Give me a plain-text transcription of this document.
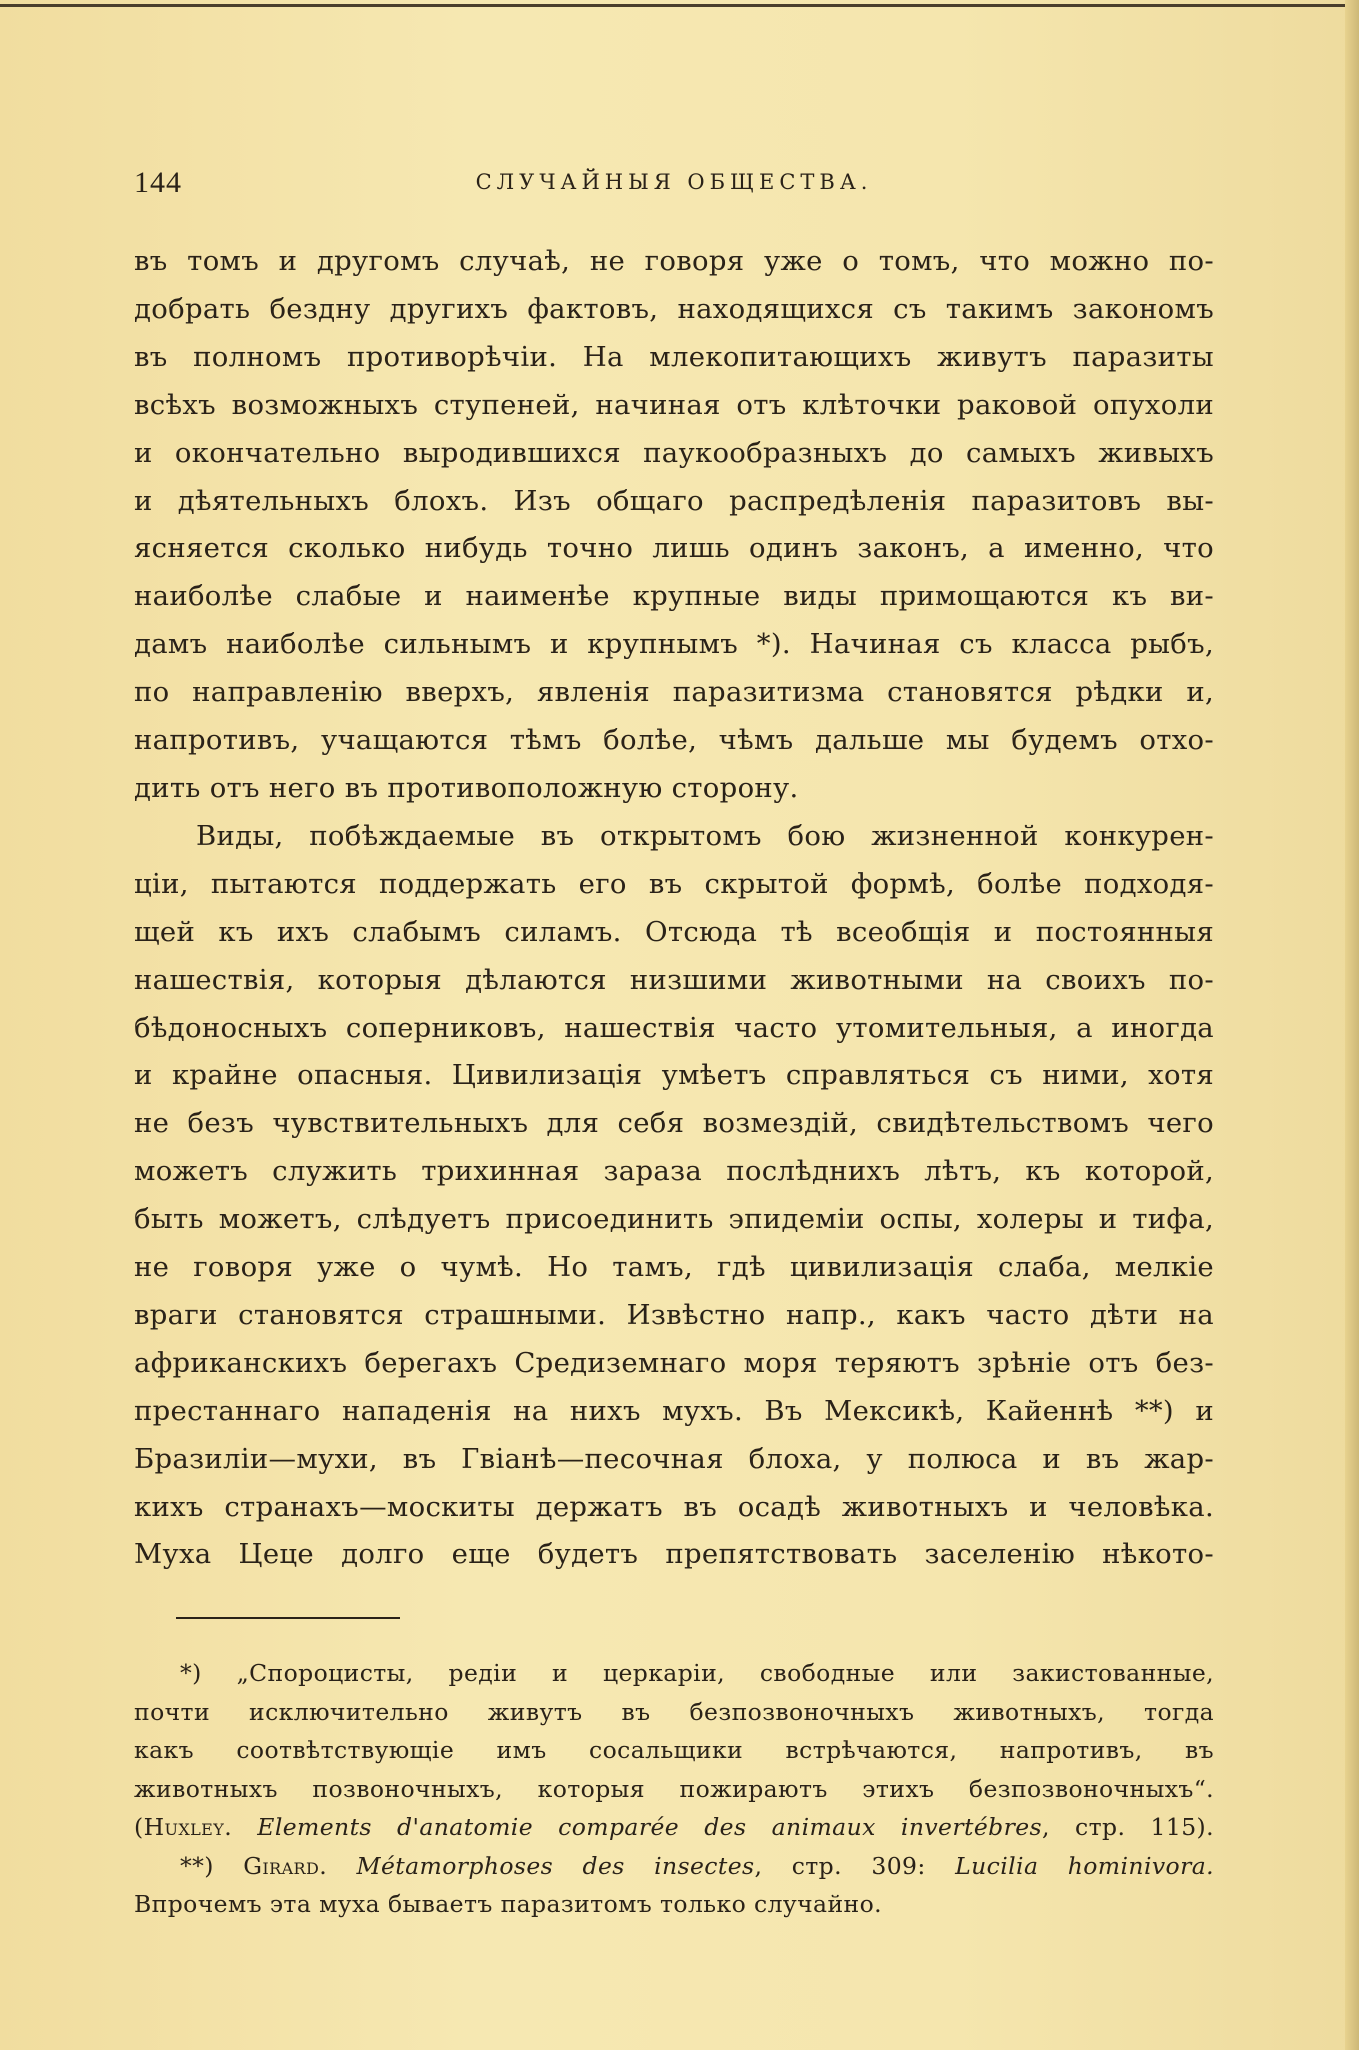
144	СЛУЧАЙНЫЯ ОБЩЕСТВА.
въ томъ и другомъ случаѣ, не говоря уже о томъ, что можно по-
добрать бездну другихъ фактовъ, находящихся съ такимъ закономъ
въ полномъ противорѣчіи. На млекопитающихъ живутъ паразиты
всѣхъ возможныхъ ступеней, начиная отъ клѣточки раковой опухоли
и окончательно выродившихся паукообразныхъ до самыхъ живыхъ
и дѣятельныхъ блохъ. Изъ общаго распредѣленія паразитовъ вы-
ясняется сколько нибудь точно лишь одинъ законъ, а именно, что
наиболѣе слабые и наименѣе крупные виды примощаются къ ви-
дамъ наиболѣе сильнымъ и крупнымъ *). Начиная съ класса рыбъ,
по направленію вверхъ, явленія паразитизма становятся рѣдки и,
напротивъ, учащаются тѣмъ болѣе, чѣмъ дальше мы будемъ отхо-
дить отъ него въ противоположную сторону.
Виды, побѣждаемые въ открытомъ бою жизненной конкурен-
ціи, пытаются поддержать его въ скрытой формѣ, болѣе подходя-
щей къ ихъ слабымъ силамъ. Отсюда тѣ всеобщія и постоянныя
нашествія, которыя дѣлаются низшими животными на своихъ по-
бѣдоносныхъ соперниковъ, нашествія часто утомительныя, а иногда
и крайне опасныя. Цивилизація умѣетъ справляться съ ними, хотя
не безъ чувствительныхъ для себя возмездій, свидѣтельствомъ чего
можетъ служить трихинная зараза послѣднихъ лѣтъ, къ которой,
быть можетъ, слѣдуетъ присоединить эпидеміи оспы, холеры и тифа,
не говоря уже о чумѣ. Но тамъ, гдѣ цивилизація слаба, мелкіе
враги становятся страшными. Извѣстно напр., какъ часто дѣти на
африканскихъ берегахъ Средиземнаго моря теряютъ зрѣніе отъ без-
престаннаго нападенія на нихъ мухъ. Въ Мексикѣ, Кайеннѣ **) и
Бразиліи—мухи, въ Гвіанѣ—песочная блоха, у полюса и въ жар-
кихъ странахъ—москиты держатъ въ осадѣ животныхъ и человѣка.
Муха Цеце долго еще будетъ препятствовать заселенію нѣкото-
*) „Спороцисты, редіи и церкаріи, свободные или закистованные,
почти исключительно живутъ въ безпозвоночныхъ животныхъ, тогда
какъ соотвѣтствующіе имъ сосальщики встрѣчаются, напротивъ, въ
животныхъ позвоночныхъ, которыя пожираютъ этихъ безпозвоночныхъ“.
(Huxley. Elements d'anatomie comparée des animaux invertébres, стр. 115).
**) Girard. Métamorphoses des insectes, стр. 309: Lucilia hominivora.
Впрочемъ эта муха бываетъ паразитомъ только случайно.
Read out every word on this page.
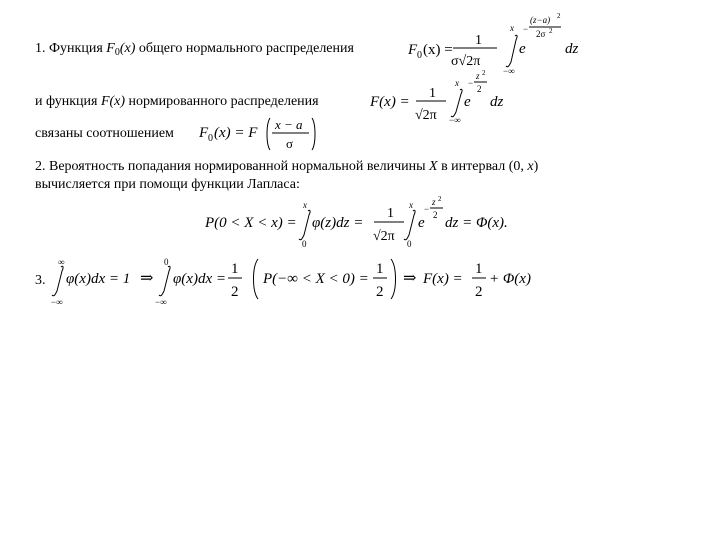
1. Функция $F_0(x)$ общего нормального распределения	F 0 (x) =
1
σ√2π
x
−∞
e
−
(z−a) 2
2σ 2
dz
и функция F(x) нормированного распределения	F(x) =
1
√2π
x
−∞
e
−
z 2
2
dz
связаны соотношением F 0 (x) = F
x − a
σ
2. Вероятность попадания нормированной нормальной величины X в интервал (0, x)
вычисляется при помощи функции Лапласа:
P(0 < X < x) =
x
0
φ(z)dz =
1
√2π
x
0
e
−
z 2
2 dz = Φ(x).
3.
∞
−∞
φ(x)dx = 1 ⇒
0
−∞
φ(x)dx =
1
2
P(−∞ < X < 0) =
1
2
⇒ F(x) =
1
2
+ Φ(x)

======

- [Direction]
Copy each line above that contains the string "становятся".

- [The response]
по направленію вверхъ, явленія паразитизма становятся рѣдки и,
враги становятся страшными. Извѣстно напр., какъ часто дѣти на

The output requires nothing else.